>>>

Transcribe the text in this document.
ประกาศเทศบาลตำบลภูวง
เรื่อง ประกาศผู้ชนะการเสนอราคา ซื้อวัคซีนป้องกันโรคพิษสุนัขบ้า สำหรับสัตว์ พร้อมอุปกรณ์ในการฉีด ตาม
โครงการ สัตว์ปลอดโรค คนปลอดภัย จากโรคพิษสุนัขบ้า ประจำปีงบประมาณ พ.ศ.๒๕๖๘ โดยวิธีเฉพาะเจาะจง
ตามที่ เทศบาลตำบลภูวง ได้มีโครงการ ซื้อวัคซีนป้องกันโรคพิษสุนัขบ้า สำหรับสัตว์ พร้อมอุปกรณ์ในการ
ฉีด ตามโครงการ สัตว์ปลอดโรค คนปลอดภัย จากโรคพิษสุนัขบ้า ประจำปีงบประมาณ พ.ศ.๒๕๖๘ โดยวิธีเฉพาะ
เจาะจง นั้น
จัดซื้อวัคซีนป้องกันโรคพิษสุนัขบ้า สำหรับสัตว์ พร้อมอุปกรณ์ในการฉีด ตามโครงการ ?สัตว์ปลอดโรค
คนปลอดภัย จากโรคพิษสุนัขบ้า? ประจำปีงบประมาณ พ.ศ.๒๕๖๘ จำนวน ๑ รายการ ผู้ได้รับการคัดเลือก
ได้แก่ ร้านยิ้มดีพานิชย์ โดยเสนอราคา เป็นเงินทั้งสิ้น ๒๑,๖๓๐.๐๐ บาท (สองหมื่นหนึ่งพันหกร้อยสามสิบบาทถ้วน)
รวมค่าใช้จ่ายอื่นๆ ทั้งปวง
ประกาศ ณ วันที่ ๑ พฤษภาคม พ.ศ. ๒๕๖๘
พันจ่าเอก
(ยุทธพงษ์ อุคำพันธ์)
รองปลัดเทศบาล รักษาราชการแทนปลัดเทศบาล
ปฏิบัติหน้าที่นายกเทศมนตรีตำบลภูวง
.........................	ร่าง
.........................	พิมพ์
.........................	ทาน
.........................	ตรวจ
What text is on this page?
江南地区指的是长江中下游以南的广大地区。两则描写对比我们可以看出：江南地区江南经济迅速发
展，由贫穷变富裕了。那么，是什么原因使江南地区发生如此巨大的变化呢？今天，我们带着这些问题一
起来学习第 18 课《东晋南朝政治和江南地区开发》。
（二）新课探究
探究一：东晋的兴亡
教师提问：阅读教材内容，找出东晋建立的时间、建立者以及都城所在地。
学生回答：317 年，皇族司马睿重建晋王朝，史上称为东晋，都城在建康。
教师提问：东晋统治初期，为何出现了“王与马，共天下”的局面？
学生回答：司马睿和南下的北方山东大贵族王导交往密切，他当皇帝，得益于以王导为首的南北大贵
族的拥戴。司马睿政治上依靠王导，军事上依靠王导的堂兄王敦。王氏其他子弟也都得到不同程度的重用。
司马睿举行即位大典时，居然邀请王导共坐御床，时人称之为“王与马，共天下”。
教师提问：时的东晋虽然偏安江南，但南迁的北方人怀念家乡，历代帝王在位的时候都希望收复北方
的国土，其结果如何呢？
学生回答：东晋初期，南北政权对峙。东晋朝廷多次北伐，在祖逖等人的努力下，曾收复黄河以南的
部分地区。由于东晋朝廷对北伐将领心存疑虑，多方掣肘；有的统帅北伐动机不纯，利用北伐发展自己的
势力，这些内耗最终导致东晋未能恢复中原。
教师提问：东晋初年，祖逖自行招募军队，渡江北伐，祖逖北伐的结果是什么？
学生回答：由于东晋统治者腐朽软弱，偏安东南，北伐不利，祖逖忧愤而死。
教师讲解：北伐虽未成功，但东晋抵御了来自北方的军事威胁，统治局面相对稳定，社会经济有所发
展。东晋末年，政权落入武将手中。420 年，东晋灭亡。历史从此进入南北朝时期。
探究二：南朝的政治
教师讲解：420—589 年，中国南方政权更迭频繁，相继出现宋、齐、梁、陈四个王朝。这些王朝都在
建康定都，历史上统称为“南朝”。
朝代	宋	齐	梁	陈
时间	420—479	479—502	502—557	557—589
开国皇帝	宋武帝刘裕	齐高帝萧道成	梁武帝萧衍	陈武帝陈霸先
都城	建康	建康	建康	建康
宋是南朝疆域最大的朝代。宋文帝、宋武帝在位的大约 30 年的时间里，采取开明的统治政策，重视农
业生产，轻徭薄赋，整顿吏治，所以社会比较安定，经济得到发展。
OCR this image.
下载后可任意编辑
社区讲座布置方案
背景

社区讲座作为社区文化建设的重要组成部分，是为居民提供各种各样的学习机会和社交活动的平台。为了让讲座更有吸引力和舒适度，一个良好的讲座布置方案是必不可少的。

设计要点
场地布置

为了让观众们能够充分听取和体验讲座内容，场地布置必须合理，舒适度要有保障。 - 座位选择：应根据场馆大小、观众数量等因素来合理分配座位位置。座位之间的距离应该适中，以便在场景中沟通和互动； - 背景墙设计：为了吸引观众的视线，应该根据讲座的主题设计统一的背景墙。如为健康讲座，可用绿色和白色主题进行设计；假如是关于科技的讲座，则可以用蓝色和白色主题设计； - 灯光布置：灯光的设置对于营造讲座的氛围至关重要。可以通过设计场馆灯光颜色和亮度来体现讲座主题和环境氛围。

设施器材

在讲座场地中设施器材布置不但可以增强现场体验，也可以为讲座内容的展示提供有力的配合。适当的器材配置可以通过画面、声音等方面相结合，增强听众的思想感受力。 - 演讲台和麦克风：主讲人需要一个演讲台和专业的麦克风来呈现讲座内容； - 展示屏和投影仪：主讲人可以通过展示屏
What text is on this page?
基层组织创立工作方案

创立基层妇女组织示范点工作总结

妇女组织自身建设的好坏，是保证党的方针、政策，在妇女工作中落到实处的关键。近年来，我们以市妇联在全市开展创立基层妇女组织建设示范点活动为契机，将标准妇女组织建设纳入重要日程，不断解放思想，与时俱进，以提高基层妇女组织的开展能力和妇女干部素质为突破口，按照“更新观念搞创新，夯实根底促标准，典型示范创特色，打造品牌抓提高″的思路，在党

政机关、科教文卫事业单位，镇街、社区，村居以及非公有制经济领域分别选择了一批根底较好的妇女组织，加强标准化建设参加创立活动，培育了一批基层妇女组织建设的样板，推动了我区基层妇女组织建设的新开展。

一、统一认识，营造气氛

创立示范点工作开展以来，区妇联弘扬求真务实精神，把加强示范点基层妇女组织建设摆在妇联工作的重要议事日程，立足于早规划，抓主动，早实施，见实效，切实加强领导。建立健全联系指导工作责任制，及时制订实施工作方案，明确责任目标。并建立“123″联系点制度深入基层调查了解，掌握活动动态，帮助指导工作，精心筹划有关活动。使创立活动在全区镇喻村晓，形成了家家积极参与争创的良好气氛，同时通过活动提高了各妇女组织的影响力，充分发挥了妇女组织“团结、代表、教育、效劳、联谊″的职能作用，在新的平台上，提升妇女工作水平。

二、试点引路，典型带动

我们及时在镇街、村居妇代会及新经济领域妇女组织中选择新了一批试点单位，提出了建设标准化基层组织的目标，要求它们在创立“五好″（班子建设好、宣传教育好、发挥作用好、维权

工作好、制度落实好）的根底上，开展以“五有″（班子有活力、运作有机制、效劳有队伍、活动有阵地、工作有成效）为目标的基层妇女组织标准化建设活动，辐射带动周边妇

<<<

__SET PROBLEM__: Only lines with the word "ปลอดโรค" are wanted, so copy each one from the records.

__WRITTEN REPLY__:
โครงการ สัตว์ปลอดโรค คนปลอดภัย จากโรคพิษสุนัขบ้า ประจำปีงบประมาณ พ.ศ.๒๕๖๘ โดยวิธีเฉพาะเจาะจง
ฉีด ตามโครงการ สัตว์ปลอดโรค คนปลอดภัย จากโรคพิษสุนัขบ้า ประจำปีงบประมาณ พ.ศ.๒๕๖๘ โดยวิธีเฉพาะ
จัดซื้อวัคซีนป้องกันโรคพิษสุนัขบ้า สำหรับสัตว์ พร้อมอุปกรณ์ในการฉีด ตามโครงการ ?สัตว์ปลอดโรค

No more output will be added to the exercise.